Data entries
--- Start ---

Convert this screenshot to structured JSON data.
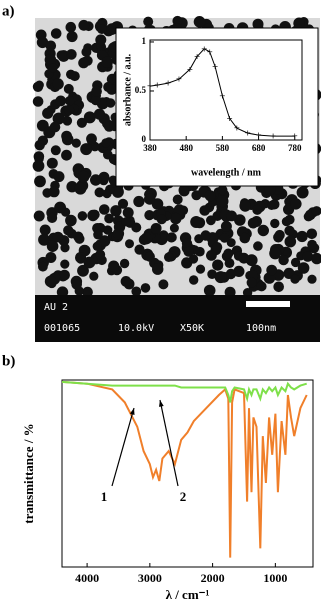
{
  "panel_labels": [
    "a)",
    "b)"
  ],
  "tem_text": [
    "AU 2",
    "001065",
    "10.0kV",
    "X50K",
    "100nm"
  ],
  "chart_data": [
    {
      "type": "line",
      "x_label": "wavelength / nm",
      "y_label": "absorbance / a.u.",
      "x": [
        380,
        400,
        430,
        460,
        490,
        510,
        530,
        545,
        560,
        580,
        600,
        620,
        650,
        680,
        720,
        780
      ],
      "series": [
        {
          "color": "#000000",
          "values": [
            0.55,
            0.56,
            0.58,
            0.62,
            0.72,
            0.85,
            0.93,
            0.9,
            0.75,
            0.45,
            0.22,
            0.12,
            0.07,
            0.05,
            0.04,
            0.04
          ]
        }
      ],
      "xlim": [
        380,
        800
      ],
      "xticks": [
        380,
        480,
        580,
        680,
        780
      ],
      "ylim": [
        0,
        1.02
      ],
      "yticks": [
        0,
        0.5,
        1
      ]
    },
    {
      "type": "line",
      "x_label": "λ / cm⁻¹",
      "y_label": "transmittance / %",
      "x": [
        4400,
        4000,
        3600,
        3400,
        3200,
        3100,
        3000,
        2950,
        2900,
        2850,
        2800,
        2700,
        2600,
        2500,
        2400,
        2300,
        2100,
        1900,
        1800,
        1750,
        1720,
        1690,
        1650,
        1500,
        1450,
        1420,
        1380,
        1350,
        1300,
        1240,
        1200,
        1150,
        1100,
        1050,
        1000,
        960,
        900,
        840,
        800,
        750,
        700,
        600,
        500
      ],
      "series": [
        {
          "color": "#f07f2a",
          "values": [
            99,
            98,
            95,
            88,
            75,
            62,
            55,
            48,
            52,
            46,
            58,
            62,
            55,
            68,
            72,
            78,
            85,
            92,
            95,
            90,
            5,
            88,
            95,
            93,
            35,
            85,
            40,
            80,
            75,
            10,
            70,
            45,
            80,
            60,
            82,
            40,
            78,
            60,
            92,
            80,
            70,
            85,
            92
          ]
        },
        {
          "color": "#7ee04a",
          "values": [
            99,
            98,
            97,
            97,
            97,
            97,
            97,
            97,
            97,
            97,
            97,
            97,
            97,
            96,
            96,
            96,
            96,
            96,
            96,
            92,
            88,
            94,
            96,
            95,
            90,
            95,
            92,
            95,
            95,
            90,
            95,
            93,
            96,
            94,
            96,
            92,
            96,
            94,
            98,
            96,
            95,
            97,
            98
          ]
        }
      ],
      "annotations": [
        "1",
        "2"
      ],
      "xlim": [
        4400,
        400
      ],
      "xticks": [
        4000,
        3000,
        2000,
        1000
      ],
      "ylim": [
        0,
        100
      ]
    }
  ]
}
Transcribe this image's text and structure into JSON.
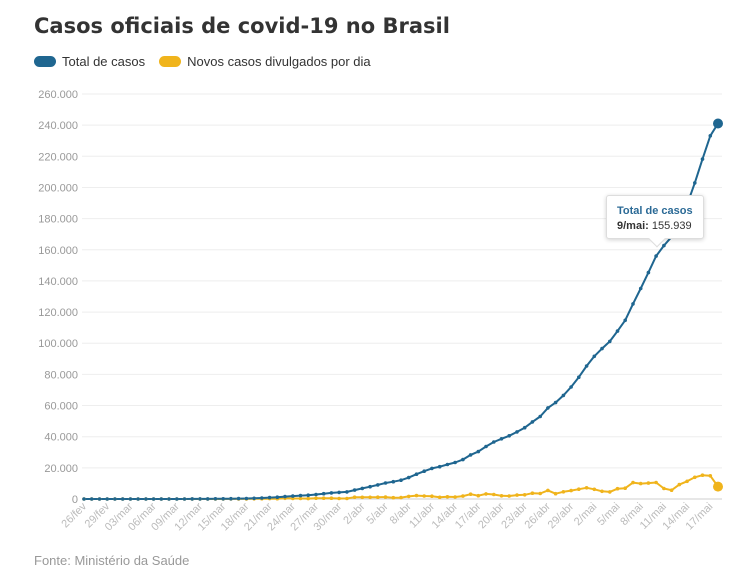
{
  "title": "Casos oficiais de covid-19 no Brasil",
  "source": "Fonte: Ministério da Saúde",
  "colors": {
    "total": "#1f6690",
    "novos": "#f0b41c"
  },
  "tooltip": {
    "series": "Total de casos",
    "date_label": "9/mai:",
    "value": "155.939"
  },
  "chart_data": {
    "type": "line",
    "title": "Casos oficiais de covid-19 no Brasil",
    "xlabel": "",
    "ylabel": "",
    "ylim": [
      0,
      260000
    ],
    "yticks": [
      0,
      20000,
      40000,
      60000,
      80000,
      100000,
      120000,
      140000,
      160000,
      180000,
      200000,
      220000,
      240000,
      260000
    ],
    "ytick_labels": [
      "0",
      "20.000",
      "40.000",
      "60.000",
      "80.000",
      "100.000",
      "120.000",
      "140.000",
      "160.000",
      "180.000",
      "200.000",
      "220.000",
      "240.000",
      "260.000"
    ],
    "grid": true,
    "legend": "top-left",
    "x_tick_labels": [
      "26/fev",
      "29/fev",
      "03/mar",
      "06/mar",
      "09/mar",
      "12/mar",
      "15/mar",
      "18/mar",
      "21/mar",
      "24/mar",
      "27/mar",
      "30/mar",
      "2/abr",
      "5/abr",
      "8/abr",
      "11/abr",
      "14/abr",
      "17/abr",
      "20/abr",
      "23/abr",
      "26/abr",
      "29/abr",
      "2/mai",
      "5/mai",
      "8/mai",
      "11/mai",
      "14/mai",
      "17/mai"
    ],
    "series": [
      {
        "name": "Total de casos",
        "values": [
          1,
          1,
          1,
          1,
          2,
          2,
          2,
          3,
          3,
          4,
          8,
          13,
          19,
          25,
          34,
          52,
          77,
          98,
          121,
          200,
          234,
          291,
          428,
          621,
          904,
          1128,
          1546,
          1891,
          2201,
          2433,
          2915,
          3417,
          3904,
          4256,
          4579,
          5717,
          6836,
          7910,
          9056,
          10278,
          11130,
          12056,
          13717,
          15927,
          17857,
          19638,
          20727,
          22169,
          23430,
          25262,
          28320,
          30425,
          33682,
          36599,
          38654,
          40581,
          43079,
          45757,
          49492,
          52995,
          58509,
          61888,
          66501,
          71886,
          78162,
          85380,
          91589,
          96559,
          101147,
          107780,
          114715,
          125218,
          135106,
          145328,
          155939,
          162699,
          168331,
          177589,
          188974,
          202918,
          218223,
          233142,
          241080
        ]
      },
      {
        "name": "Novos casos divulgados por dia",
        "values": [
          1,
          0,
          0,
          0,
          1,
          0,
          0,
          1,
          0,
          1,
          4,
          5,
          6,
          6,
          9,
          18,
          25,
          21,
          23,
          79,
          34,
          57,
          137,
          193,
          283,
          224,
          418,
          345,
          310,
          232,
          482,
          502,
          487,
          352,
          323,
          1138,
          1119,
          1074,
          1146,
          1222,
          852,
          926,
          1661,
          2210,
          1930,
          1781,
          1089,
          1442,
          1261,
          1832,
          3058,
          2105,
          3257,
          2917,
          2055,
          1927,
          2498,
          2678,
          3735,
          3503,
          5514,
          3379,
          4613,
          5385,
          6276,
          7218,
          6209,
          4970,
          4588,
          6633,
          6935,
          10503,
          9888,
          10222,
          10611,
          6760,
          5632,
          9258,
          11385,
          13944,
          15305,
          14919,
          7938
        ]
      }
    ]
  }
}
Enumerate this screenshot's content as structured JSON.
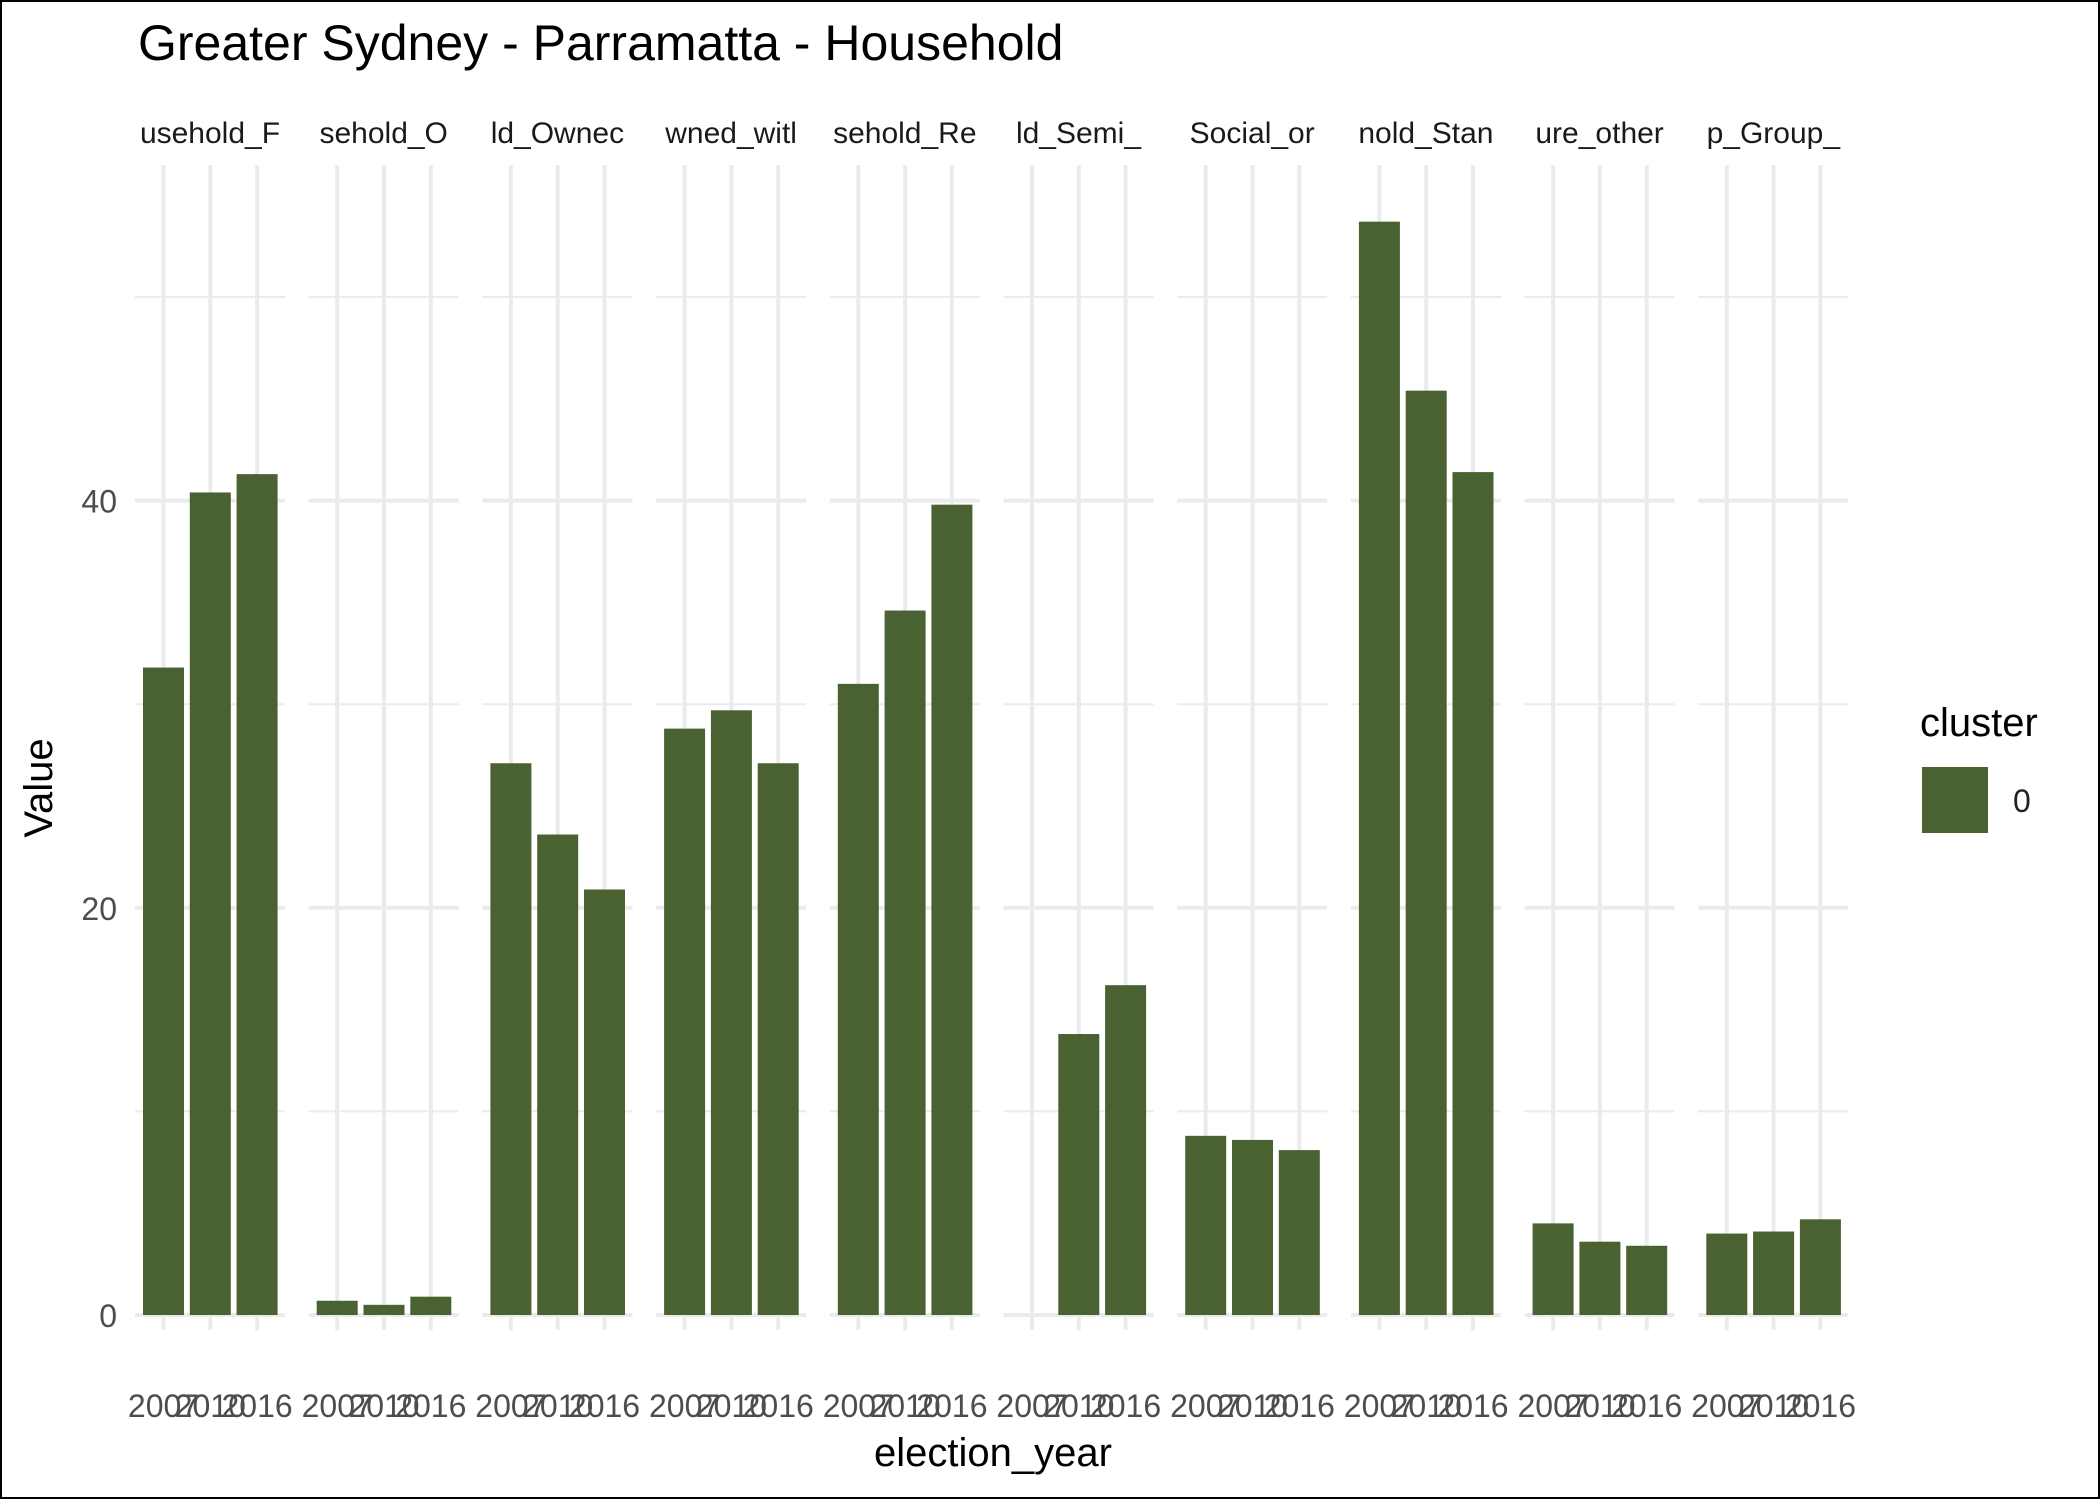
{
  "chart_data": {
    "type": "bar",
    "title": "Greater Sydney - Parramatta - Household",
    "xlabel": "election_year",
    "ylabel": "Value",
    "ylim": [
      0,
      56
    ],
    "yticks": [
      0,
      20,
      40
    ],
    "x_categories": [
      "2007",
      "2010",
      "2016"
    ],
    "legend": {
      "title": "cluster",
      "entries": [
        "0"
      ],
      "position": "right"
    },
    "bar_color": "#4a6132",
    "panels": [
      {
        "label": "usehold_F",
        "values": [
          31.8,
          40.4,
          41.3
        ]
      },
      {
        "label": "sehold_O",
        "values": [
          0.7,
          0.5,
          0.9
        ]
      },
      {
        "label": "ld_Ownec",
        "values": [
          27.1,
          23.6,
          20.9
        ]
      },
      {
        "label": "wned_witl",
        "values": [
          28.8,
          29.7,
          27.1
        ]
      },
      {
        "label": "sehold_Re",
        "values": [
          31.0,
          34.6,
          39.8
        ]
      },
      {
        "label": "ld_Semi_",
        "values": [
          null,
          13.8,
          16.2
        ]
      },
      {
        "label": "Social_or",
        "values": [
          8.8,
          8.6,
          8.1
        ]
      },
      {
        "label": "nold_Stan",
        "values": [
          53.7,
          45.4,
          41.4
        ]
      },
      {
        "label": "ure_other",
        "values": [
          4.5,
          3.6,
          3.4
        ]
      },
      {
        "label": "p_Group_",
        "values": [
          4.0,
          4.1,
          4.7
        ]
      }
    ]
  }
}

--- End ---

● **What you should do**
Leave the pictures out and output the rest of the listing exactly.

● **Full output**
Convert this screenshot to structured JSON data.
{
  "panel_labels": [
    "a)",
    "b)"
  ],
  "tem_text": [
    "AU 2",
    "001065",
    "10.0kV",
    "X50K",
    "100nm"
  ],
  "chart_data": [
    {
      "type": "line",
      "x_label": "wavelength / nm",
      "y_label": "absorbance / a.u.",
      "x": [
        380,
        400,
        430,
        460,
        490,
        510,
        530,
        545,
        560,
        580,
        600,
        620,
        650,
        680,
        720,
        780
      ],
      "series": [
        {
          "color": "#000000",
          "values": [
            0.55,
            0.56,
            0.58,
            0.62,
            0.72,
            0.85,
            0.93,
            0.9,
            0.75,
            0.45,
            0.22,
            0.12,
            0.07,
            0.05,
            0.04,
            0.04
          ]
        }
      ],
      "xlim": [
        380,
        800
      ],
      "xticks": [
        380,
        480,
        580,
        680,
        780
      ],
      "ylim": [
        0,
        1.02
      ],
      "yticks": [
        0,
        0.5,
        1
      ]
    },
    {
      "type": "line",
      "x_label": "λ / cm⁻¹",
      "y_label": "transmittance / %",
      "x": [
        4400,
        4000,
        3600,
        3400,
        3200,
        3100,
        3000,
        2950,
        2900,
        2850,
        2800,
        2700,
        2600,
        2500,
        2400,
        2300,
        2100,
        1900,
        1800,
        1750,
        1720,
        1690,
        1650,
        1500,
        1450,
        1420,
        1380,
        1350,
        1300,
        1240,
        1200,
        1150,
        1100,
        1050,
        1000,
        960,
        900,
        840,
        800,
        750,
        700,
        600,
        500
      ],
      "series": [
        {
          "color": "#f07f2a",
          "values": [
            99,
            98,
            95,
            88,
            75,
            62,
            55,
            48,
            52,
            46,
            58,
            62,
            55,
            68,
            72,
            78,
            85,
            92,
            95,
            90,
            5,
            88,
            95,
            93,
            35,
            85,
            40,
            80,
            75,
            10,
            70,
            45,
            80,
            60,
            82,
            40,
            78,
            60,
            92,
            80,
            70,
            85,
            92
          ]
        },
        {
          "color": "#7ee04a",
          "values": [
            99,
            98,
            97,
            97,
            97,
            97,
            97,
            97,
            97,
            97,
            97,
            97,
            97,
            96,
            96,
            96,
            96,
            96,
            96,
            92,
            88,
            94,
            96,
            95,
            90,
            95,
            92,
            95,
            95,
            90,
            95,
            93,
            96,
            94,
            96,
            92,
            96,
            94,
            98,
            96,
            95,
            97,
            98
          ]
        }
      ],
      "annotations": [
        "1",
        "2"
      ],
      "xlim": [
        4400,
        400
      ],
      "xticks": [
        4000,
        3000,
        2000,
        1000
      ],
      "ylim": [
        0,
        100
      ]
    }
  ]
}
Transcribe this image's text and structure into JSON.
{
  "title": "Casos oficiais de covid-19 no Brasil",
  "source": "Fonte: Ministério da Saúde",
  "colors": {
    "total": "#1f6690",
    "novos": "#f0b41c"
  },
  "tooltip": {
    "series": "Total de casos",
    "date_label": "9/mai:",
    "value": "155.939"
  },
  "chart_data": {
    "type": "line",
    "title": "Casos oficiais de covid-19 no Brasil",
    "xlabel": "",
    "ylabel": "",
    "ylim": [
      0,
      260000
    ],
    "yticks": [
      0,
      20000,
      40000,
      60000,
      80000,
      100000,
      120000,
      140000,
      160000,
      180000,
      200000,
      220000,
      240000,
      260000
    ],
    "ytick_labels": [
      "0",
      "20.000",
      "40.000",
      "60.000",
      "80.000",
      "100.000",
      "120.000",
      "140.000",
      "160.000",
      "180.000",
      "200.000",
      "220.000",
      "240.000",
      "260.000"
    ],
    "grid": true,
    "legend": "top-left",
    "x_tick_labels": [
      "26/fev",
      "29/fev",
      "03/mar",
      "06/mar",
      "09/mar",
      "12/mar",
      "15/mar",
      "18/mar",
      "21/mar",
      "24/mar",
      "27/mar",
      "30/mar",
      "2/abr",
      "5/abr",
      "8/abr",
      "11/abr",
      "14/abr",
      "17/abr",
      "20/abr",
      "23/abr",
      "26/abr",
      "29/abr",
      "2/mai",
      "5/mai",
      "8/mai",
      "11/mai",
      "14/mai",
      "17/mai"
    ],
    "series": [
      {
        "name": "Total de casos",
        "values": [
          1,
          1,
          1,
          1,
          2,
          2,
          2,
          3,
          3,
          4,
          8,
          13,
          19,
          25,
          34,
          52,
          77,
          98,
          121,
          200,
          234,
          291,
          428,
          621,
          904,
          1128,
          1546,
          1891,
          2201,
          2433,
          2915,
          3417,
          3904,
          4256,
          4579,
          5717,
          6836,
          7910,
          9056,
          10278,
          11130,
          12056,
          13717,
          15927,
          17857,
          19638,
          20727,
          22169,
          23430,
          25262,
          28320,
          30425,
          33682,
          36599,
          38654,
          40581,
          43079,
          45757,
          49492,
          52995,
          58509,
          61888,
          66501,
          71886,
          78162,
          85380,
          91589,
          96559,
          101147,
          107780,
          114715,
          125218,
          135106,
          145328,
          155939,
          162699,
          168331,
          177589,
          188974,
          202918,
          218223,
          233142,
          241080
        ]
      },
      {
        "name": "Novos casos divulgados por dia",
        "values": [
          1,
          0,
          0,
          0,
          1,
          0,
          0,
          1,
          0,
          1,
          4,
          5,
          6,
          6,
          9,
          18,
          25,
          21,
          23,
          79,
          34,
          57,
          137,
          193,
          283,
          224,
          418,
          345,
          310,
          232,
          482,
          502,
          487,
          352,
          323,
          1138,
          1119,
          1074,
          1146,
          1222,
          852,
          926,
          1661,
          2210,
          1930,
          1781,
          1089,
          1442,
          1261,
          1832,
          3058,
          2105,
          3257,
          2917,
          2055,
          1927,
          2498,
          2678,
          3735,
          3503,
          5514,
          3379,
          4613,
          5385,
          6276,
          7218,
          6209,
          4970,
          4588,
          6633,
          6935,
          10503,
          9888,
          10222,
          10611,
          6760,
          5632,
          9258,
          11385,
          13944,
          15305,
          14919,
          7938
        ]
      }
    ]
  }
}
Enumerate this screenshot's content as structured JSON.
{
  "chart_data": {
    "type": "bar",
    "title": "Greater Sydney - Parramatta - Household",
    "xlabel": "election_year",
    "ylabel": "Value",
    "ylim": [
      0,
      56
    ],
    "yticks": [
      0,
      20,
      40
    ],
    "x_categories": [
      "2007",
      "2010",
      "2016"
    ],
    "legend": {
      "title": "cluster",
      "entries": [
        "0"
      ],
      "position": "right"
    },
    "bar_color": "#4a6132",
    "panels": [
      {
        "label": "usehold_F",
        "values": [
          31.8,
          40.4,
          41.3
        ]
      },
      {
        "label": "sehold_O",
        "values": [
          0.7,
          0.5,
          0.9
        ]
      },
      {
        "label": "ld_Ownec",
        "values": [
          27.1,
          23.6,
          20.9
        ]
      },
      {
        "label": "wned_witl",
        "values": [
          28.8,
          29.7,
          27.1
        ]
      },
      {
        "label": "sehold_Re",
        "values": [
          31.0,
          34.6,
          39.8
        ]
      },
      {
        "label": "ld_Semi_",
        "values": [
          null,
          13.8,
          16.2
        ]
      },
      {
        "label": "Social_or",
        "values": [
          8.8,
          8.6,
          8.1
        ]
      },
      {
        "label": "nold_Stan",
        "values": [
          53.7,
          45.4,
          41.4
        ]
      },
      {
        "label": "ure_other",
        "values": [
          4.5,
          3.6,
          3.4
        ]
      },
      {
        "label": "p_Group_",
        "values": [
          4.0,
          4.1,
          4.7
        ]
      }
    ]
  }
}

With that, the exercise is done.